## What the exercise asks
Output the entries verbatim, including every line.

## START

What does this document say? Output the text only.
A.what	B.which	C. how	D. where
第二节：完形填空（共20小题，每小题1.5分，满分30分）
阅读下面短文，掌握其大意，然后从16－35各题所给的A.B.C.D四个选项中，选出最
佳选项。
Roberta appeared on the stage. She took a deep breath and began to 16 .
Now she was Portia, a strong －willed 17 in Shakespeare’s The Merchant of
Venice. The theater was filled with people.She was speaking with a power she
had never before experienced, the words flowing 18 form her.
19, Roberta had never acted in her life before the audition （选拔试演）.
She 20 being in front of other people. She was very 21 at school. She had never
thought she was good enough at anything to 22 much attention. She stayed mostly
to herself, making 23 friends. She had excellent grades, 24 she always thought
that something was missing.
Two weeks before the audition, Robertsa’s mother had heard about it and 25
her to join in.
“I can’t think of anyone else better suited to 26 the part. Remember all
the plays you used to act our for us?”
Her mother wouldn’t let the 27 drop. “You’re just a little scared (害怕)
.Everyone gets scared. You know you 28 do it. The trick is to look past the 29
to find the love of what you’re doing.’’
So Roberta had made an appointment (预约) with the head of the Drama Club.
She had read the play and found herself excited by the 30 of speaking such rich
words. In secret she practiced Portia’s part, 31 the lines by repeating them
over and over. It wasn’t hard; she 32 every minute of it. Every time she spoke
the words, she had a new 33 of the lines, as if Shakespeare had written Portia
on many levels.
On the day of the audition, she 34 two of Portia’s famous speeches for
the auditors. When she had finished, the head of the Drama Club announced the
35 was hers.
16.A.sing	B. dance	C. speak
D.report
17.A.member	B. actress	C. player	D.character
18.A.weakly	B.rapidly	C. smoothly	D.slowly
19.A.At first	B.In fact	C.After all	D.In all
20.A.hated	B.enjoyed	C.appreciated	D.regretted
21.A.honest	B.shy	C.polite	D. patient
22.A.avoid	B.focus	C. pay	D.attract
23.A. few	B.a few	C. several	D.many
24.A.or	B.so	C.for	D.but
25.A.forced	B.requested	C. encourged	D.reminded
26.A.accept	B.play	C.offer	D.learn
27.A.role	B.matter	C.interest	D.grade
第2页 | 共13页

## END

## Final result
What does this document say? Output the text only.
A.what	B.which	C. how	D. where
第二节：完形填空（共20小题，每小题1.5分，满分30分）
阅读下面短文，掌握其大意，然后从16－35各题所给的A.B.C.D四个选项中，选出最
佳选项。
Roberta appeared on the stage. She took a deep breath and began to 16 .
Now she was Portia, a strong －willed 17 in Shakespeare’s The Merchant of
Venice. The theater was filled with people.She was speaking with a power she
had never before experienced, the words flowing 18 form her.
19, Roberta had never acted in her life before the audition （选拔试演）.
She 20 being in front of other people. She was very 21 at school. She had never
thought she was good enough at anything to 22 much attention. She stayed mostly
to herself, making 23 friends. She had excellent grades, 24 she always thought
that something was missing.
Two weeks before the audition, Robertsa’s mother had heard about it and 25
her to join in.
“I can’t think of anyone else better suited to 26 the part. Remember all
the plays you used to act our for us?”
Her mother wouldn’t let the 27 drop. “You’re just a little scared (害怕)
.Everyone gets scared. You know you 28 do it. The trick is to look past the 29
to find the love of what you’re doing.’’
So Roberta had made an appointment (预约) with the head of the Drama Club.
She had read the play and found herself excited by the 30 of speaking such rich
words. In secret she practiced Portia’s part, 31 the lines by repeating them
over and over. It wasn’t hard; she 32 every minute of it. Every time she spoke
the words, she had a new 33 of the lines, as if Shakespeare had written Portia
on many levels.
On the day of the audition, she 34 two of Portia’s famous speeches for
the auditors. When she had finished, the head of the Drama Club announced the
35 was hers.
16.A.sing	B. dance	C. speak
D.report
17.A.member	B. actress	C. player	D.character
18.A.weakly	B.rapidly	C. smoothly	D.slowly
19.A.At first	B.In fact	C.After all	D.In all
20.A.hated	B.enjoyed	C.appreciated	D.regretted
21.A.honest	B.shy	C.polite	D. patient
22.A.avoid	B.focus	C. pay	D.attract
23.A. few	B.a few	C. several	D.many
24.A.or	B.so	C.for	D.but
25.A.forced	B.requested	C. encourged	D.reminded
26.A.accept	B.play	C.offer	D.learn
27.A.role	B.matter	C.interest	D.grade
第2页 | 共13页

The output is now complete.